> **JOB**
Type out every line below exactly as it reads.

> **DATA FOR PROCESSING**
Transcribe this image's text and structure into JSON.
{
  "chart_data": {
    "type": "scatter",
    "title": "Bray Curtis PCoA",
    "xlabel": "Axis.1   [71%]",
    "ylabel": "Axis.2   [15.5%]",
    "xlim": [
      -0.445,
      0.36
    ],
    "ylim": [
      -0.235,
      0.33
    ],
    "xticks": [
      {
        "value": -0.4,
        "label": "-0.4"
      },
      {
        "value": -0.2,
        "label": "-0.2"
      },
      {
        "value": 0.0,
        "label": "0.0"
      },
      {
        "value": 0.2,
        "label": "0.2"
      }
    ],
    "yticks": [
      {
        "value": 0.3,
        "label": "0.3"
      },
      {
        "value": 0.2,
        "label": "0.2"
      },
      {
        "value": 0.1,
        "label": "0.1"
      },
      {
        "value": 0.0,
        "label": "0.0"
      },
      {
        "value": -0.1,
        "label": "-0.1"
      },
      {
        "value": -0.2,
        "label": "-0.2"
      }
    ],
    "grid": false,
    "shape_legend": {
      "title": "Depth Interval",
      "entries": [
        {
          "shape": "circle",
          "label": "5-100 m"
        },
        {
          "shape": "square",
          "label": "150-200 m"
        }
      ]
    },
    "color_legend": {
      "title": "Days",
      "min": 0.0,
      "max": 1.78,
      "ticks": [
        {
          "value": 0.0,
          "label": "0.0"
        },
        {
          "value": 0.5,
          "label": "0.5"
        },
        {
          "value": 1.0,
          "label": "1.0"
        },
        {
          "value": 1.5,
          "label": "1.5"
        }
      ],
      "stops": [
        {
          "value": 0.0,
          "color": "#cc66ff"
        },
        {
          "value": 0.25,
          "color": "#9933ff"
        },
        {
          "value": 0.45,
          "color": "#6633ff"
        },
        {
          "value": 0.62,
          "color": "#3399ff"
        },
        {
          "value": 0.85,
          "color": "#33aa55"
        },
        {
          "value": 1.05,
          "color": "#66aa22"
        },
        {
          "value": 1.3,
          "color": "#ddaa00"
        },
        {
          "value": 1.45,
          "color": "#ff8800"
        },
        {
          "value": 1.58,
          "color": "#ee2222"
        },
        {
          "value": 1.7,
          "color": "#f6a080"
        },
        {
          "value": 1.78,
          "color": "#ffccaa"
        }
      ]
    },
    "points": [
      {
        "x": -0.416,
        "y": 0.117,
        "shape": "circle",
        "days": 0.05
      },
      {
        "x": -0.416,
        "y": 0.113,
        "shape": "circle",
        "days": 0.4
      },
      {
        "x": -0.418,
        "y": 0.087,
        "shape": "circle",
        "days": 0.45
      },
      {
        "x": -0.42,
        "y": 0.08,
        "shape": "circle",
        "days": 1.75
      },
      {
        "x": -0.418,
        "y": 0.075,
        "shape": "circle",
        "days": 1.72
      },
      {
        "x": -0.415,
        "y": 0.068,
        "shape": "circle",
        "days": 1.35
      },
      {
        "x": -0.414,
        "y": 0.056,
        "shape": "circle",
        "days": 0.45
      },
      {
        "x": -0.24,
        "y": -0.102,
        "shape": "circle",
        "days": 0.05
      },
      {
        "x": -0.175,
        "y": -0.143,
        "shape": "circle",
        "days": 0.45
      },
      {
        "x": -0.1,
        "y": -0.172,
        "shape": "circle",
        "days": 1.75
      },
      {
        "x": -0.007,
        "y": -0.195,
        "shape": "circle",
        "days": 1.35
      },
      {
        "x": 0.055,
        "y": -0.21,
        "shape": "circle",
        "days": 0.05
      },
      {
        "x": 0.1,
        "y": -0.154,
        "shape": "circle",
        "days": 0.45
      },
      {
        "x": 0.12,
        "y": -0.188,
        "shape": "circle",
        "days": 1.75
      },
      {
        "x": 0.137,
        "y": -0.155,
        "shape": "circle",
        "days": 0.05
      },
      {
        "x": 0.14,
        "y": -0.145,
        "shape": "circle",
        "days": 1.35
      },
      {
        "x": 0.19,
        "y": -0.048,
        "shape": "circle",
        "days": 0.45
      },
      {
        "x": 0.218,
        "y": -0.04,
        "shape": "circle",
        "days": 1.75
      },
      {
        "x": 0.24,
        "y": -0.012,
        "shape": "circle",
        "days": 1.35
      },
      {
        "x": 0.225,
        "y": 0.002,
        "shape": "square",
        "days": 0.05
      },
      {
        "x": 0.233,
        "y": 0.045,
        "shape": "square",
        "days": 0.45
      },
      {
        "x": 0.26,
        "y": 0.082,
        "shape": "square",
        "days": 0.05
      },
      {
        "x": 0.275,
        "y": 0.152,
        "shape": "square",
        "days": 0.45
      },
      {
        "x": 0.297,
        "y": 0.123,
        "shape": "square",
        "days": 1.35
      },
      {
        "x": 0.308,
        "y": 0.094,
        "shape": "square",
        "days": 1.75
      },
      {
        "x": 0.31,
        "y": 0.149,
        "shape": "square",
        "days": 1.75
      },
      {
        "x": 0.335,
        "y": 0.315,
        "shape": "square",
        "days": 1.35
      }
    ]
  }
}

> **EXERCISE ANSWER**
Transcribe this image's text and structure into JSON.
{
  "chart_data": {
    "type": "scatter",
    "title": "Bray Curtis PCoA",
    "xlabel": "Axis.1   [71%]",
    "ylabel": "Axis.2   [15.5%]",
    "xlim": [
      -0.445,
      0.36
    ],
    "ylim": [
      -0.235,
      0.33
    ],
    "xticks": [
      {
        "value": -0.4,
        "label": "-0.4"
      },
      {
        "value": -0.2,
        "label": "-0.2"
      },
      {
        "value": 0.0,
        "label": "0.0"
      },
      {
        "value": 0.2,
        "label": "0.2"
      }
    ],
    "yticks": [
      {
        "value": 0.3,
        "label": "0.3"
      },
      {
        "value": 0.2,
        "label": "0.2"
      },
      {
        "value": 0.1,
        "label": "0.1"
      },
      {
        "value": 0.0,
        "label": "0.0"
      },
      {
        "value": -0.1,
        "label": "-0.1"
      },
      {
        "value": -0.2,
        "label": "-0.2"
      }
    ],
    "grid": false,
    "shape_legend": {
      "title": "Depth Interval",
      "entries": [
        {
          "shape": "circle",
          "label": "5-100 m"
        },
        {
          "shape": "square",
          "label": "150-200 m"
        }
      ]
    },
    "color_legend": {
      "title": "Days",
      "min": 0.0,
      "max": 1.78,
      "ticks": [
        {
          "value": 0.0,
          "label": "0.0"
        },
        {
          "value": 0.5,
          "label": "0.5"
        },
        {
          "value": 1.0,
          "label": "1.0"
        },
        {
          "value": 1.5,
          "label": "1.5"
        }
      ],
      "stops": [
        {
          "value": 0.0,
          "color": "#cc66ff"
        },
        {
          "value": 0.25,
          "color": "#9933ff"
        },
        {
          "value": 0.45,
          "color": "#6633ff"
        },
        {
          "value": 0.62,
          "color": "#3399ff"
        },
        {
          "value": 0.85,
          "color": "#33aa55"
        },
        {
          "value": 1.05,
          "color": "#66aa22"
        },
        {
          "value": 1.3,
          "color": "#ddaa00"
        },
        {
          "value": 1.45,
          "color": "#ff8800"
        },
        {
          "value": 1.58,
          "color": "#ee2222"
        },
        {
          "value": 1.7,
          "color": "#f6a080"
        },
        {
          "value": 1.78,
          "color": "#ffccaa"
        }
      ]
    },
    "points": [
      {
        "x": -0.416,
        "y": 0.117,
        "shape": "circle",
        "days": 0.05
      },
      {
        "x": -0.416,
        "y": 0.113,
        "shape": "circle",
        "days": 0.4
      },
      {
        "x": -0.418,
        "y": 0.087,
        "shape": "circle",
        "days": 0.45
      },
      {
        "x": -0.42,
        "y": 0.08,
        "shape": "circle",
        "days": 1.75
      },
      {
        "x": -0.418,
        "y": 0.075,
        "shape": "circle",
        "days": 1.72
      },
      {
        "x": -0.415,
        "y": 0.068,
        "shape": "circle",
        "days": 1.35
      },
      {
        "x": -0.414,
        "y": 0.056,
        "shape": "circle",
        "days": 0.45
      },
      {
        "x": -0.24,
        "y": -0.102,
        "shape": "circle",
        "days": 0.05
      },
      {
        "x": -0.175,
        "y": -0.143,
        "shape": "circle",
        "days": 0.45
      },
      {
        "x": -0.1,
        "y": -0.172,
        "shape": "circle",
        "days": 1.75
      },
      {
        "x": -0.007,
        "y": -0.195,
        "shape": "circle",
        "days": 1.35
      },
      {
        "x": 0.055,
        "y": -0.21,
        "shape": "circle",
        "days": 0.05
      },
      {
        "x": 0.1,
        "y": -0.154,
        "shape": "circle",
        "days": 0.45
      },
      {
        "x": 0.12,
        "y": -0.188,
        "shape": "circle",
        "days": 1.75
      },
      {
        "x": 0.137,
        "y": -0.155,
        "shape": "circle",
        "days": 0.05
      },
      {
        "x": 0.14,
        "y": -0.145,
        "shape": "circle",
        "days": 1.35
      },
      {
        "x": 0.19,
        "y": -0.048,
        "shape": "circle",
        "days": 0.45
      },
      {
        "x": 0.218,
        "y": -0.04,
        "shape": "circle",
        "days": 1.75
      },
      {
        "x": 0.24,
        "y": -0.012,
        "shape": "circle",
        "days": 1.35
      },
      {
        "x": 0.225,
        "y": 0.002,
        "shape": "square",
        "days": 0.05
      },
      {
        "x": 0.233,
        "y": 0.045,
        "shape": "square",
        "days": 0.45
      },
      {
        "x": 0.26,
        "y": 0.082,
        "shape": "square",
        "days": 0.05
      },
      {
        "x": 0.275,
        "y": 0.152,
        "shape": "square",
        "days": 0.45
      },
      {
        "x": 0.297,
        "y": 0.123,
        "shape": "square",
        "days": 1.35
      },
      {
        "x": 0.308,
        "y": 0.094,
        "shape": "square",
        "days": 1.75
      },
      {
        "x": 0.31,
        "y": 0.149,
        "shape": "square",
        "days": 1.75
      },
      {
        "x": 0.335,
        "y": 0.315,
        "shape": "square",
        "days": 1.35
      }
    ]
  }
}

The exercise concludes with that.